#### Written request
Gather the lines below that include the string "text", copying each in full.

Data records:
··········

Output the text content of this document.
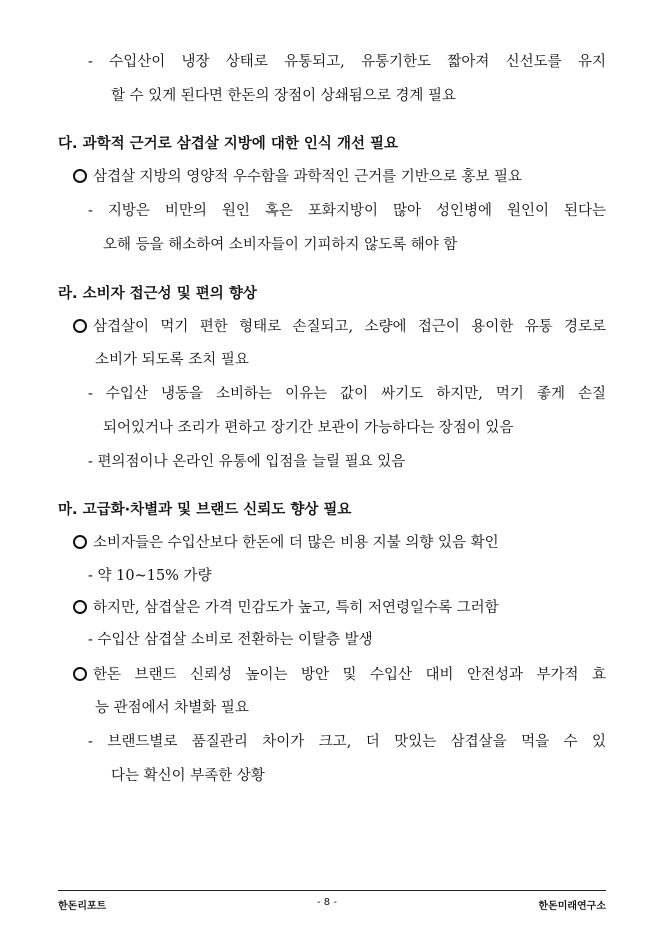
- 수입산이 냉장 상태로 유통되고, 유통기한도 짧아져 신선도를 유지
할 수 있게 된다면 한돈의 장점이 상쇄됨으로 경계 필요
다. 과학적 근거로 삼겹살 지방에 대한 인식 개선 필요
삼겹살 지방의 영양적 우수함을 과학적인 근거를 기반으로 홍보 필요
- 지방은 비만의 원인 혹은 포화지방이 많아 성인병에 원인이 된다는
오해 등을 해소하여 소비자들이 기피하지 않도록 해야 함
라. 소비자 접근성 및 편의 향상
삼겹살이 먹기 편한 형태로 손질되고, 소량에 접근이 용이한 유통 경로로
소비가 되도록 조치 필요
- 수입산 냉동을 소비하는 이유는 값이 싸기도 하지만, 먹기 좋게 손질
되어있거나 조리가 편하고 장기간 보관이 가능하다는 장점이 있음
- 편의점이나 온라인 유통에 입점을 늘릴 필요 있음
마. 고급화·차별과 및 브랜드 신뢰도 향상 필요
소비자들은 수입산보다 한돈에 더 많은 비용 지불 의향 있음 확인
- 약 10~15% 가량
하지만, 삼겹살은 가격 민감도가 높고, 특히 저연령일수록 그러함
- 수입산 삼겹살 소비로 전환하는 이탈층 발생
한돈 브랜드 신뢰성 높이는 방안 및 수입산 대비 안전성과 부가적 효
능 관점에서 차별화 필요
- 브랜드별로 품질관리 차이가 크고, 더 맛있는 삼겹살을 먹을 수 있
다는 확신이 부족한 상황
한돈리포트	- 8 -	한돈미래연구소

··········

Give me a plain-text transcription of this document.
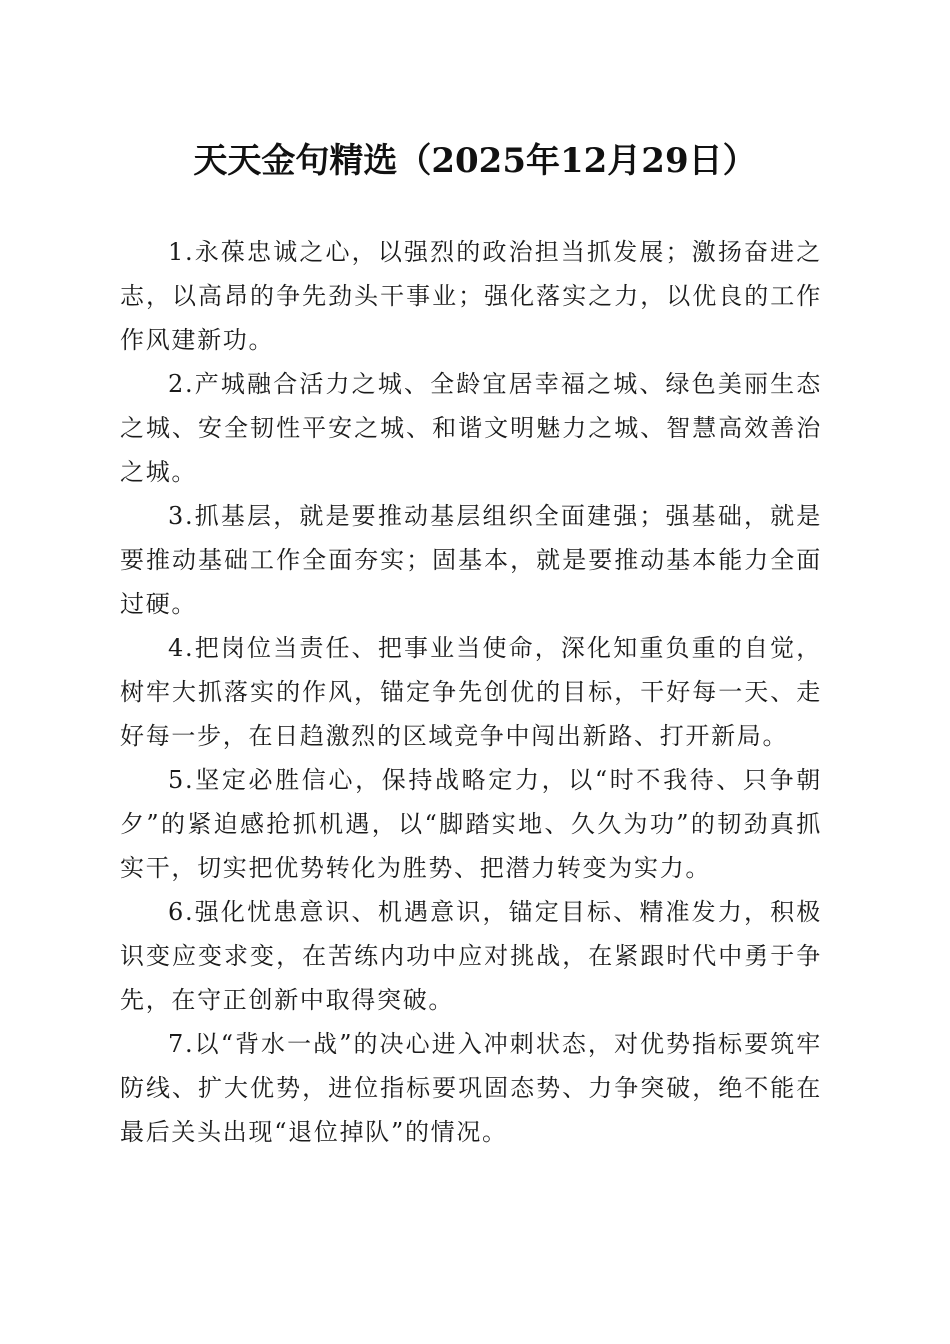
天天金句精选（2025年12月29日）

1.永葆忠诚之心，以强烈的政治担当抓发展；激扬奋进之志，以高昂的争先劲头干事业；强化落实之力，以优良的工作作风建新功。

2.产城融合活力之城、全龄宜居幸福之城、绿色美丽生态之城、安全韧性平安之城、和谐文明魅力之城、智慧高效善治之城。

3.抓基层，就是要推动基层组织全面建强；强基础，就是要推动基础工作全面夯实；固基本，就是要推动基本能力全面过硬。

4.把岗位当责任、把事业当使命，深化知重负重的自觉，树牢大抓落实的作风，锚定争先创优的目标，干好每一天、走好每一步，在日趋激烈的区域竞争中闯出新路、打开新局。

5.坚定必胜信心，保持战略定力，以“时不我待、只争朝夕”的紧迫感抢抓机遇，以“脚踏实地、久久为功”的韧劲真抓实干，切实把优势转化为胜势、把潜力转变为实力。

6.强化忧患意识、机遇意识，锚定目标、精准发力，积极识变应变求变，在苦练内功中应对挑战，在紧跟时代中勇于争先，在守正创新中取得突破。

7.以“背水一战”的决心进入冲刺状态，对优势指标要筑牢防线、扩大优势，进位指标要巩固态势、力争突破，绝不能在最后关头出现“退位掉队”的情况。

··········

#### Exercise output
Output the text content of this document.
Give me a plain-text transcription of this document.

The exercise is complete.